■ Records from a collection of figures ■
══════

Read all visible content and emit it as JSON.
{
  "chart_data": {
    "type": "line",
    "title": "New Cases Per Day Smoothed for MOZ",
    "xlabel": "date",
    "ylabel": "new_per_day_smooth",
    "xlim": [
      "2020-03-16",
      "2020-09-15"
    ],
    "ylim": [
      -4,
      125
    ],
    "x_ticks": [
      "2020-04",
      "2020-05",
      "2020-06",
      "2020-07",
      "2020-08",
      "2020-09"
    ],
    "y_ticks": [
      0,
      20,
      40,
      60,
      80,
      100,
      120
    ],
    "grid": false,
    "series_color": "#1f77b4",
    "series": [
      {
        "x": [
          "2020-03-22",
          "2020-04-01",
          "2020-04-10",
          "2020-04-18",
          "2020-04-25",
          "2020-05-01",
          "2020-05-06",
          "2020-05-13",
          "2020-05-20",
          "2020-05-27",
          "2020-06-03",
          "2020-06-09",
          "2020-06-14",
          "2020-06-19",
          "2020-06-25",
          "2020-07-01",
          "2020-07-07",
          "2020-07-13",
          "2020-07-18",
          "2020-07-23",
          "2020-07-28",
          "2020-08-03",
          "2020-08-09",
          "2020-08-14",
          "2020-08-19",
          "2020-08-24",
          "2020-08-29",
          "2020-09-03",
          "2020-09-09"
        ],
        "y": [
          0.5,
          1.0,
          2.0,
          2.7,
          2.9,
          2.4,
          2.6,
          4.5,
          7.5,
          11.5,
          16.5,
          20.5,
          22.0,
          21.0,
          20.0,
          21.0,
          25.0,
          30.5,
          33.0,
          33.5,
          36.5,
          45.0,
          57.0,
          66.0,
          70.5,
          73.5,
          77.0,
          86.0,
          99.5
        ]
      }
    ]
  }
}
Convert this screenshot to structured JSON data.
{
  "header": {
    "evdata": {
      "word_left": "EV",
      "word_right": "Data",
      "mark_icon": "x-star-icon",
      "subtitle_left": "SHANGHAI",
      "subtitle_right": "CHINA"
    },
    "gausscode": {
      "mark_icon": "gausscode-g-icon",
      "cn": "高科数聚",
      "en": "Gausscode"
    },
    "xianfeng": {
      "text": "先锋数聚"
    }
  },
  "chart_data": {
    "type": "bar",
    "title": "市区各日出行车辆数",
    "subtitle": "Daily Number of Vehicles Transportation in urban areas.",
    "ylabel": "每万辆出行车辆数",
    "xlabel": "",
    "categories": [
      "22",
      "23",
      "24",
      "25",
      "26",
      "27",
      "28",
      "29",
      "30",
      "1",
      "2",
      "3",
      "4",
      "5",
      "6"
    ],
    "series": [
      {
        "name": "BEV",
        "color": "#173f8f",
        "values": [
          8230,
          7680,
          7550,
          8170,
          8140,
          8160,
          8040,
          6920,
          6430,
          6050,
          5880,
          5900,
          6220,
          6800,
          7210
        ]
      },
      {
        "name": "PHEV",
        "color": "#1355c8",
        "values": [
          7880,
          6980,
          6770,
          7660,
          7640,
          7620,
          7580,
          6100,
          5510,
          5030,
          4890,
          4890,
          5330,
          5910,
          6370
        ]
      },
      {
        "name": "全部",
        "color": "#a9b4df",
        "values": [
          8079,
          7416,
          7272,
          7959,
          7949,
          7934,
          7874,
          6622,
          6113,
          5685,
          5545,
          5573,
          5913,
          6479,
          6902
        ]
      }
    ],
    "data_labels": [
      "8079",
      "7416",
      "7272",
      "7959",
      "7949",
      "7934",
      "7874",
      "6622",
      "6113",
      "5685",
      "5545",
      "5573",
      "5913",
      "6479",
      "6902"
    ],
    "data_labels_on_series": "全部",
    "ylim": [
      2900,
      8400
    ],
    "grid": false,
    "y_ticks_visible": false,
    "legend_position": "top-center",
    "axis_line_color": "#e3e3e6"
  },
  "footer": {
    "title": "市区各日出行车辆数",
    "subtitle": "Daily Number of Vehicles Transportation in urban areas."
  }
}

══════

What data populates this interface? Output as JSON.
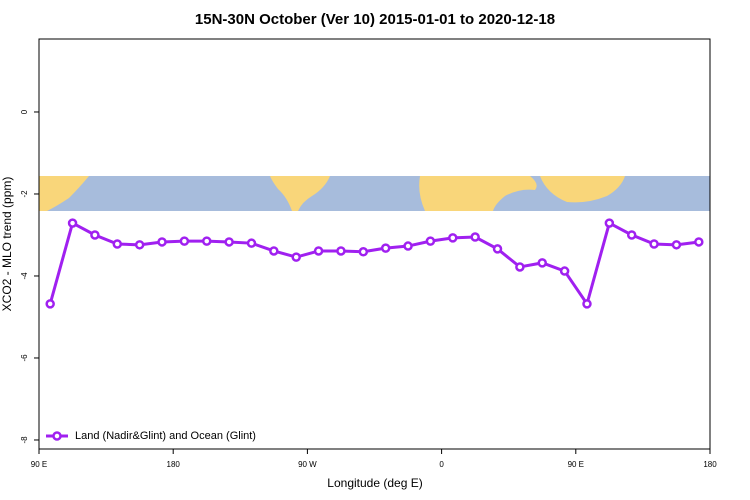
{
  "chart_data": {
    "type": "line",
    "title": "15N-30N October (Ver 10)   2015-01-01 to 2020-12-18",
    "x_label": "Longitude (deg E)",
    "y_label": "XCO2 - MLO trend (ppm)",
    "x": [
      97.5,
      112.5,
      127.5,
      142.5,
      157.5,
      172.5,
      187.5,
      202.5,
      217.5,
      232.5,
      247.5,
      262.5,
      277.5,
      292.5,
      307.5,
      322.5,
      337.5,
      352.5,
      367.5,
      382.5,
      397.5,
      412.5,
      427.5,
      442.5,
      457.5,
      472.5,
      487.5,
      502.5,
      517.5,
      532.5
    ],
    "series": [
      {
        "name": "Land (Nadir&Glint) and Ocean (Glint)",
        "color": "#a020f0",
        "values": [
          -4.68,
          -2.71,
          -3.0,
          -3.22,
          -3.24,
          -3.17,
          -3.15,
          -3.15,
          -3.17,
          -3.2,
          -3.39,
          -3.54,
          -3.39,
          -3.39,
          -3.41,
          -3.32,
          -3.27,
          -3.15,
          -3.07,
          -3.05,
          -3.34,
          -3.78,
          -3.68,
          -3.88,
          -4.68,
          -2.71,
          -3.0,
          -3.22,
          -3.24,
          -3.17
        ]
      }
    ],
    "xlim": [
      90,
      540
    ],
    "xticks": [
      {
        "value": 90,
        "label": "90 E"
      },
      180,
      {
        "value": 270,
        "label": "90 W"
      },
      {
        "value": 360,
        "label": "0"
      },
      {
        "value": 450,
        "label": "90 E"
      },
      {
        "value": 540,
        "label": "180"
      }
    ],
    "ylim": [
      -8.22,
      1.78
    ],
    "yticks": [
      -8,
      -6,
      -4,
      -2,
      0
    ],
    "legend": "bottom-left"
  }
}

══════

■ What needs to be done ■
Return each line where "Number" shows up.

■ Solution to the exercise ■
    "subtitle": "Daily Number of Vehicles Transportation in urban areas.",
    "subtitle": "Daily Number of Vehicles Transportation in urban areas."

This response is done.